**WRITTEN TASKS:**
a) Determine whether each statement below agrees with the Death Race review that follows: (i) the writer has seen the original film on which Death Race is based; (ii) the writer went to the film for its violence, explosions and car racing; (iii) the writer left the film unsatisfied. For each, answer yes or no and quote the deciding words of the review exactly.
b) Extend the Death Race review that follows by writing the next part after its last sentence.

-- START OF DOCUMENT --

Monday, August 25, 2008

I'll have the Corman classic with a side of abs.



See.


I paid to see Death Race. I'm not going to justify it. I'm not going to pretend that there was some higher purpose in seeing this remake of a Roger Corman cult classic. (I've never seen the original.) I just plain love Jason Statham. In The Bank Job, he proved that he is capable of more that an annoyed look and a good shirtless fistfight. But I came for the annoyed look and a good shirtless fistfight. I came to see unnecessary, disturbing violence, over-the-top explosions and ridiculously jarring car racing. When it was over, I was sated. I can't help that Joan Allen has been left with no choice in her career but to play a stereotypical, uptight well...do I have to say it? Next Steel Magnolias, she'll get her shot. Paul "W.hat S.**t" Anderson has no business trying to give Joan any depth or humanity anyway. I didn't come to see her abs after all.

-- END OF DOCUMENT --
-- START OF RECORD SET --

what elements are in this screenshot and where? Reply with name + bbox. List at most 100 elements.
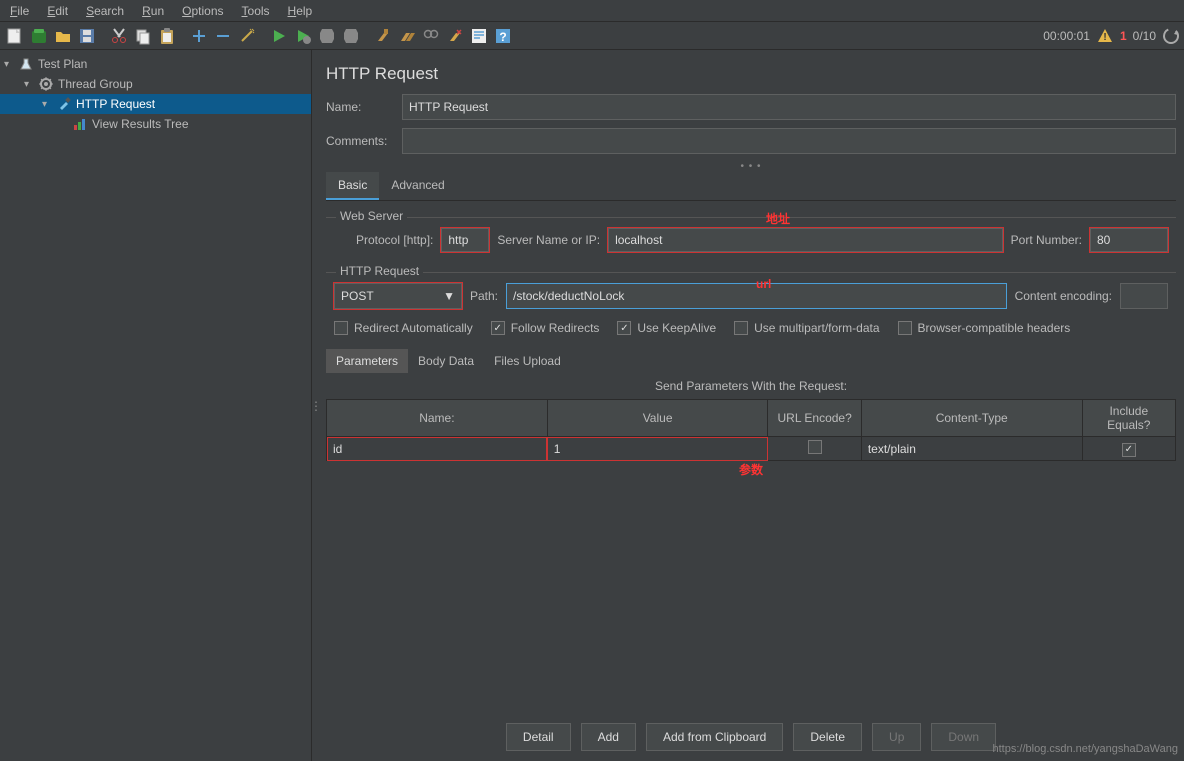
params-title: Send Parameters With the Request: — [326, 373, 1176, 399]
cut-icon[interactable] — [108, 25, 130, 47]
col-content-type[interactable]: Content-Type — [861, 400, 1082, 437]
web-server-group: Web Server 地址 Protocol [http]: Server Na… — [326, 217, 1176, 252]
browser-compat-label: Browser-compatible headers — [918, 321, 1071, 335]
svg-text:!: ! — [1103, 32, 1106, 43]
encoding-input[interactable] — [1120, 283, 1168, 309]
server-name-input[interactable] — [608, 228, 1003, 252]
tree-label: View Results Tree — [90, 117, 189, 131]
cell-urlencode[interactable] — [768, 437, 861, 461]
shutdown-icon[interactable] — [340, 25, 362, 47]
warning-icon[interactable]: ! — [1096, 27, 1114, 45]
add-from-clipboard-button[interactable]: Add from Clipboard — [646, 723, 783, 751]
collapse-handle[interactable]: • • • — [326, 162, 1176, 170]
menu-edit[interactable]: Edit — [41, 2, 74, 20]
cell-value[interactable]: 1 — [547, 437, 768, 461]
test-plan-tree[interactable]: ▾ Test Plan ▾ Thread Group ▾ HTTP Reques… — [0, 50, 312, 761]
expand-icon[interactable]: ▾ — [4, 59, 16, 70]
col-urlencode[interactable]: URL Encode? — [768, 400, 861, 437]
copy-icon[interactable] — [132, 25, 154, 47]
chart-icon — [72, 116, 88, 132]
plus-icon[interactable] — [188, 25, 210, 47]
tree-label: HTTP Request — [74, 97, 155, 111]
redirect-auto-label: Redirect Automatically — [354, 321, 473, 335]
search-icon[interactable] — [420, 25, 442, 47]
method-value: POST — [341, 289, 374, 303]
expand-icon[interactable]: ▾ — [42, 99, 54, 110]
up-button[interactable]: Up — [872, 723, 921, 751]
subtab-body-data[interactable]: Body Data — [408, 349, 484, 373]
clear-icon[interactable] — [372, 25, 394, 47]
save-icon[interactable] — [76, 25, 98, 47]
follow-redirects-label: Follow Redirects — [511, 321, 600, 335]
delete-button[interactable]: Delete — [793, 723, 862, 751]
run-notimer-icon[interactable] — [292, 25, 314, 47]
tree-item-http-request[interactable]: ▾ HTTP Request — [0, 94, 311, 114]
server-name-label: Server Name or IP: — [497, 233, 600, 247]
panel-title: HTTP Request — [326, 50, 1176, 94]
run-icon[interactable] — [268, 25, 290, 47]
subtab-parameters[interactable]: Parameters — [326, 349, 408, 373]
table-row[interactable]: id 1 text/plain — [327, 437, 1176, 461]
pipette-icon — [56, 96, 72, 112]
clear-all-icon[interactable] — [396, 25, 418, 47]
menu-run[interactable]: Run — [136, 2, 170, 20]
tree-label: Thread Group — [56, 77, 133, 91]
stop-icon[interactable] — [316, 25, 338, 47]
detail-button[interactable]: Detail — [506, 723, 571, 751]
tree-label: Test Plan — [36, 57, 87, 71]
protocol-label: Protocol [http]: — [356, 233, 433, 247]
tree-item-thread-group[interactable]: ▾ Thread Group — [0, 74, 311, 94]
port-input[interactable] — [1090, 228, 1168, 252]
flask-icon — [18, 56, 34, 72]
comments-input[interactable] — [402, 128, 1176, 154]
http-request-group: HTTP Request POST ▼ Path: url Content en… — [326, 272, 1176, 461]
expand-icon[interactable]: ▾ — [24, 79, 36, 90]
tree-item-test-plan[interactable]: ▾ Test Plan — [0, 54, 311, 74]
help-icon[interactable]: ? — [492, 25, 514, 47]
cell-content-type[interactable]: text/plain — [861, 437, 1082, 461]
col-include-equals[interactable]: Include Equals? — [1082, 400, 1175, 437]
templates-icon[interactable] — [28, 25, 50, 47]
svg-text:?: ? — [499, 30, 506, 44]
multipart-checkbox[interactable] — [734, 321, 748, 335]
params-table: Name: Value URL Encode? Content-Type Inc… — [326, 399, 1176, 461]
menu-help[interactable]: Help — [282, 2, 319, 20]
keepalive-checkbox[interactable] — [617, 321, 631, 335]
subtab-files-upload[interactable]: Files Upload — [484, 349, 571, 373]
paste-icon[interactable] — [156, 25, 178, 47]
menu-search[interactable]: Search — [80, 2, 130, 20]
menu-bar: File Edit Search Run Options Tools Help — [0, 0, 1184, 22]
menu-file[interactable]: File — [4, 2, 35, 20]
minus-icon[interactable] — [212, 25, 234, 47]
menu-tools[interactable]: Tools — [236, 2, 276, 20]
redirect-auto-checkbox[interactable] — [334, 321, 348, 335]
gear-icon — [38, 76, 54, 92]
browser-compat-checkbox[interactable] — [898, 321, 912, 335]
reset-search-icon[interactable] — [444, 25, 466, 47]
cell-include-equals[interactable] — [1082, 437, 1175, 461]
menu-options[interactable]: Options — [176, 2, 229, 20]
add-button[interactable]: Add — [581, 723, 636, 751]
reload-icon[interactable] — [1162, 27, 1180, 45]
function-icon[interactable] — [468, 25, 490, 47]
multipart-label: Use multipart/form-data — [754, 321, 879, 335]
follow-redirects-checkbox[interactable] — [491, 321, 505, 335]
toolbar: ? 00:00:01 ! 1 0/10 — [0, 22, 1184, 50]
tab-advanced[interactable]: Advanced — [379, 172, 456, 200]
wand-icon[interactable] — [236, 25, 258, 47]
col-name[interactable]: Name: — [327, 400, 548, 437]
cell-name[interactable]: id — [327, 437, 548, 461]
down-button[interactable]: Down — [931, 723, 996, 751]
tab-basic[interactable]: Basic — [326, 172, 379, 200]
protocol-input[interactable] — [441, 228, 489, 252]
tab-bar: Basic Advanced — [326, 172, 1176, 201]
error-count: 1 — [1120, 29, 1127, 43]
tree-item-view-results-tree[interactable]: View Results Tree — [0, 114, 311, 134]
comments-label: Comments: — [326, 134, 392, 148]
col-value[interactable]: Value — [547, 400, 768, 437]
method-select[interactable]: POST ▼ — [334, 283, 462, 309]
encoding-label: Content encoding: — [1015, 289, 1112, 303]
open-icon[interactable] — [52, 25, 74, 47]
name-input[interactable] — [402, 94, 1176, 120]
new-icon[interactable] — [4, 25, 26, 47]
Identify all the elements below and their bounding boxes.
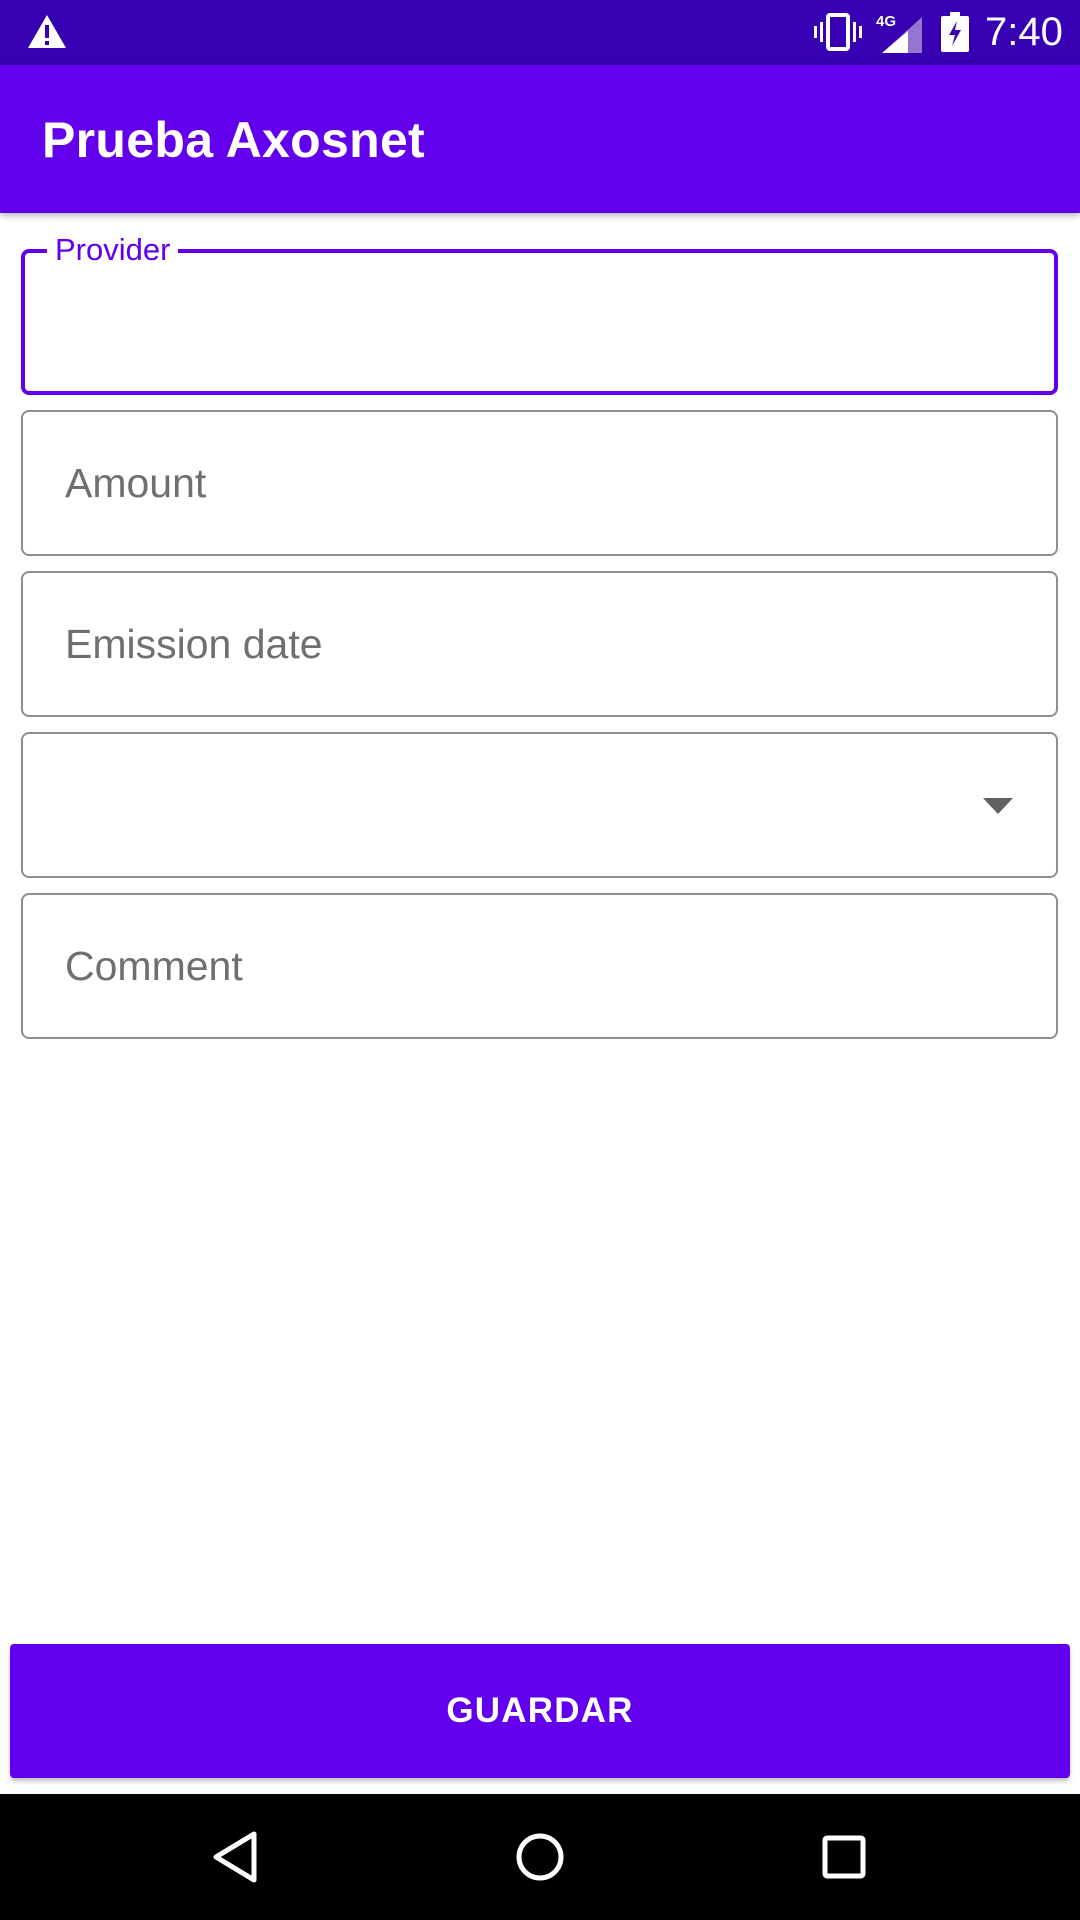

-- END OF RECORD SET --

**ANSWERS TO THE PROBLEMS:**
a)
(i) No: "(I've never seen the original.)"
(ii) Yes: "I came to see unnecessary, disturbing violence, over-the-top explosions and ridiculously jarring car racing."
(iii) No: "When it was over, I was sated."

b)
Oh, I would be remiss if I didn't mention the king of Deadwood, Ian McShane. Good Lord. I love this man. What must he have thought? Good fun! I'm a Golden Globe-winning, Emmy-nominated actor. I should take a crack at banal, inane dialogue now that I've mastered the modern day Shakespearean wordsmithing of David Milch. "Give me a line like 'Now that's entertainment.' Let me work my magic on it." I know, I know. Those who can't write, gripe. Seriously, though, when is Deadwood the Movie coming out?



Shop.



Look. I've never been to an operational women's prison but I'm pretty sure they don't prance around in the cutoff waffle shirts and low-riding jeans that the chicks in this movie were sporting. I say go for authenticity. Visit http://procorroutfitters.com/. Get yourself a roomy orange jumpsuit and some "comfortable" shoes. They even have underwear. (Frankly, I'm not sure the female prisoners in this movie had any on.) Discounts if you buy in bulk!



Eat.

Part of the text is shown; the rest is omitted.